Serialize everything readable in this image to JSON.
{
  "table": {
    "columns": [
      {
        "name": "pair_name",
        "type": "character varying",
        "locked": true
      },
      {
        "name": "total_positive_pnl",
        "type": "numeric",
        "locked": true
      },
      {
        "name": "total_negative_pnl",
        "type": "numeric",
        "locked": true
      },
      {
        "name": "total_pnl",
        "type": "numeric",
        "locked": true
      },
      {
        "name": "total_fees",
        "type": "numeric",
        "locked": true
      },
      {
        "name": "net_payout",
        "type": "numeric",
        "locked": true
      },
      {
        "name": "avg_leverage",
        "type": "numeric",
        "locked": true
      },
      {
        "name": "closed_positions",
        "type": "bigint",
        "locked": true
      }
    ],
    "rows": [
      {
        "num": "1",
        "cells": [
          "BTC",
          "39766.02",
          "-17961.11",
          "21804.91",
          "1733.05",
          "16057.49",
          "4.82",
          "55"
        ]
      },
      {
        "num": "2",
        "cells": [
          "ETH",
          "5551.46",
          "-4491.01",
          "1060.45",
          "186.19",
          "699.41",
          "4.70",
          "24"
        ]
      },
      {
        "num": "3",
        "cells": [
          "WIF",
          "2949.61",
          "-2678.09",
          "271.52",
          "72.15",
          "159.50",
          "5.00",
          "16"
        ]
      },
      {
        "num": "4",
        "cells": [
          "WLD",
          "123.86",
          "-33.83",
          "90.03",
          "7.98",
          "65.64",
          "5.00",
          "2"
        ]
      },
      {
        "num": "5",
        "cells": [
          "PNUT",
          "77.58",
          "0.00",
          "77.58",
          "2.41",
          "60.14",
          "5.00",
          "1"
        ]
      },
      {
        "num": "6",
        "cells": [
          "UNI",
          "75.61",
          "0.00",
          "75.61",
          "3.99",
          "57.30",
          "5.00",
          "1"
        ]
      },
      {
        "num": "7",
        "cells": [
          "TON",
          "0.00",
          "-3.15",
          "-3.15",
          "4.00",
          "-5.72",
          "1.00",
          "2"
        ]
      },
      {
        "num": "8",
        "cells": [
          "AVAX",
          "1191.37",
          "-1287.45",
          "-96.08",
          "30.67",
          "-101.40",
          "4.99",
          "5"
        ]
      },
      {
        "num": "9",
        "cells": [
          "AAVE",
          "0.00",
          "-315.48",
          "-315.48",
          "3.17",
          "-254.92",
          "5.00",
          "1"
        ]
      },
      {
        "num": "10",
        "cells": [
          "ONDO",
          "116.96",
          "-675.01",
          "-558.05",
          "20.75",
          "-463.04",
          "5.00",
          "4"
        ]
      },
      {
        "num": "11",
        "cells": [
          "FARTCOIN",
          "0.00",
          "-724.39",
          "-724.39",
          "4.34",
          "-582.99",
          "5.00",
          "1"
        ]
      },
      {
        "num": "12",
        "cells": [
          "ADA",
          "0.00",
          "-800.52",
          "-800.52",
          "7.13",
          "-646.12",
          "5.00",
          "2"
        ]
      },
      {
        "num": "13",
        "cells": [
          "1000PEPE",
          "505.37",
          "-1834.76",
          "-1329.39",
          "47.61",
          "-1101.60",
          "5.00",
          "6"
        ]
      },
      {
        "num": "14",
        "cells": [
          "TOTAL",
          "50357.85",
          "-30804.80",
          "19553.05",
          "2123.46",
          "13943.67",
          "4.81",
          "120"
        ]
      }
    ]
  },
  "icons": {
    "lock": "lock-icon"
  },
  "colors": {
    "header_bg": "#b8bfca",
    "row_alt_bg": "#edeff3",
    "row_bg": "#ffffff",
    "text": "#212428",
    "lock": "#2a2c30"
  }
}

--- --- ---

Task description
Word for word, quote all of the data above.

Solution to the problem
Serialize everything readable in this image to JSON.
{
  "table": {
    "columns": [
      {
        "name": "pair_name",
        "type": "character varying",
        "locked": true
      },
      {
        "name": "total_positive_pnl",
        "type": "numeric",
        "locked": true
      },
      {
        "name": "total_negative_pnl",
        "type": "numeric",
        "locked": true
      },
      {
        "name": "total_pnl",
        "type": "numeric",
        "locked": true
      },
      {
        "name": "total_fees",
        "type": "numeric",
        "locked": true
      },
      {
        "name": "net_payout",
        "type": "numeric",
        "locked": true
      },
      {
        "name": "avg_leverage",
        "type": "numeric",
        "locked": true
      },
      {
        "name": "closed_positions",
        "type": "bigint",
        "locked": true
      }
    ],
    "rows": [
      {
        "num": "1",
        "cells": [
          "BTC",
          "39766.02",
          "-17961.11",
          "21804.91",
          "1733.05",
          "16057.49",
          "4.82",
          "55"
        ]
      },
      {
        "num": "2",
        "cells": [
          "ETH",
          "5551.46",
          "-4491.01",
          "1060.45",
          "186.19",
          "699.41",
          "4.70",
          "24"
        ]
      },
      {
        "num": "3",
        "cells": [
          "WIF",
          "2949.61",
          "-2678.09",
          "271.52",
          "72.15",
          "159.50",
          "5.00",
          "16"
        ]
      },
      {
        "num": "4",
        "cells": [
          "WLD",
          "123.86",
          "-33.83",
          "90.03",
          "7.98",
          "65.64",
          "5.00",
          "2"
        ]
      },
      {
        "num": "5",
        "cells": [
          "PNUT",
          "77.58",
          "0.00",
          "77.58",
          "2.41",
          "60.14",
          "5.00",
          "1"
        ]
      },
      {
        "num": "6",
        "cells": [
          "UNI",
          "75.61",
          "0.00",
          "75.61",
          "3.99",
          "57.30",
          "5.00",
          "1"
        ]
      },
      {
        "num": "7",
        "cells": [
          "TON",
          "0.00",
          "-3.15",
          "-3.15",
          "4.00",
          "-5.72",
          "1.00",
          "2"
        ]
      },
      {
        "num": "8",
        "cells": [
          "AVAX",
          "1191.37",
          "-1287.45",
          "-96.08",
          "30.67",
          "-101.40",
          "4.99",
          "5"
        ]
      },
      {
        "num": "9",
        "cells": [
          "AAVE",
          "0.00",
          "-315.48",
          "-315.48",
          "3.17",
          "-254.92",
          "5.00",
          "1"
        ]
      },
      {
        "num": "10",
        "cells": [
          "ONDO",
          "116.96",
          "-675.01",
          "-558.05",
          "20.75",
          "-463.04",
          "5.00",
          "4"
        ]
      },
      {
        "num": "11",
        "cells": [
          "FARTCOIN",
          "0.00",
          "-724.39",
          "-724.39",
          "4.34",
          "-582.99",
          "5.00",
          "1"
        ]
      },
      {
        "num": "12",
        "cells": [
          "ADA",
          "0.00",
          "-800.52",
          "-800.52",
          "7.13",
          "-646.12",
          "5.00",
          "2"
        ]
      },
      {
        "num": "13",
        "cells": [
          "1000PEPE",
          "505.37",
          "-1834.76",
          "-1329.39",
          "47.61",
          "-1101.60",
          "5.00",
          "6"
        ]
      },
      {
        "num": "14",
        "cells": [
          "TOTAL",
          "50357.85",
          "-30804.80",
          "19553.05",
          "2123.46",
          "13943.67",
          "4.81",
          "120"
        ]
      }
    ]
  },
  "icons": {
    "lock": "lock-icon"
  },
  "colors": {
    "header_bg": "#b8bfca",
    "row_alt_bg": "#edeff3",
    "row_bg": "#ffffff",
    "text": "#212428",
    "lock": "#2a2c30"
  }
}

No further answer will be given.